— Start of AVAILABLE DATA —

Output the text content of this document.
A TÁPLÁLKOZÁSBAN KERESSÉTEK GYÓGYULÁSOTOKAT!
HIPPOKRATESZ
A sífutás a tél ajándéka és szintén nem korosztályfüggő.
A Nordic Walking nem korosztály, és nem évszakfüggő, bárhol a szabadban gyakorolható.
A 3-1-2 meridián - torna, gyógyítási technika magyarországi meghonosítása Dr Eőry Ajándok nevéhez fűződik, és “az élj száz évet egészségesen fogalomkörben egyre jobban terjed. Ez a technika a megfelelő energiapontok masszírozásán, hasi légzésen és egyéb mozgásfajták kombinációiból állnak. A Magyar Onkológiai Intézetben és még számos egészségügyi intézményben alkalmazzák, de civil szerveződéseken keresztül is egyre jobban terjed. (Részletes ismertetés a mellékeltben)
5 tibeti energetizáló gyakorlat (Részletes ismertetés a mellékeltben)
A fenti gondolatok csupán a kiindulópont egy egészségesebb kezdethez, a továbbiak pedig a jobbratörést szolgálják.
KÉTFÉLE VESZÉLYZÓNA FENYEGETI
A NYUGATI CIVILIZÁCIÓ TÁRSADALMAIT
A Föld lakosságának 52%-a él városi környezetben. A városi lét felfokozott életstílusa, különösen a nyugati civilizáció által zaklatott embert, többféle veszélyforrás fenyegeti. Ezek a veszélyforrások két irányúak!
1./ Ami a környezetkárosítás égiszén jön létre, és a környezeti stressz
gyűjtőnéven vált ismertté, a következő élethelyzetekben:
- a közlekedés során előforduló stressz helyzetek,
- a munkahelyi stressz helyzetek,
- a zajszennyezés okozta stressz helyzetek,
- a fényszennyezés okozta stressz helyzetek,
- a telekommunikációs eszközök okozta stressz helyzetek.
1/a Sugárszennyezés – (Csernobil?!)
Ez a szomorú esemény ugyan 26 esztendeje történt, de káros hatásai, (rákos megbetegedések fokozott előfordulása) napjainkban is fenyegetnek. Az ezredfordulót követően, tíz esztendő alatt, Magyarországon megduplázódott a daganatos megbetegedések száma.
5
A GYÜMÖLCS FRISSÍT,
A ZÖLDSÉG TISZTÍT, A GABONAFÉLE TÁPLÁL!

— End of AVAILABLE DATA —

* _EXERCISE AIM_
Write out every line of the preceding listing that contains "ismertetés".

* _THE REPLY_
A 3-1-2 meridián - torna, gyógyítási technika magyarországi meghonosítása Dr Eőry Ajándok nevéhez fűződik, és “az élj száz évet egészségesen fogalomkörben egyre jobban terjed. Ez a technika a megfelelő energiapontok masszírozásán, hasi légzésen és egyéb mozgásfajták kombinációiból állnak. A Magyar Onkológiai Intézetben és még számos egészségügyi intézményben alkalmazzák, de civil szerveződéseken keresztül is egyre jobban terjed. (Részletes ismertetés a mellékeltben)
5 tibeti energetizáló gyakorlat (Részletes ismertetés a mellékeltben)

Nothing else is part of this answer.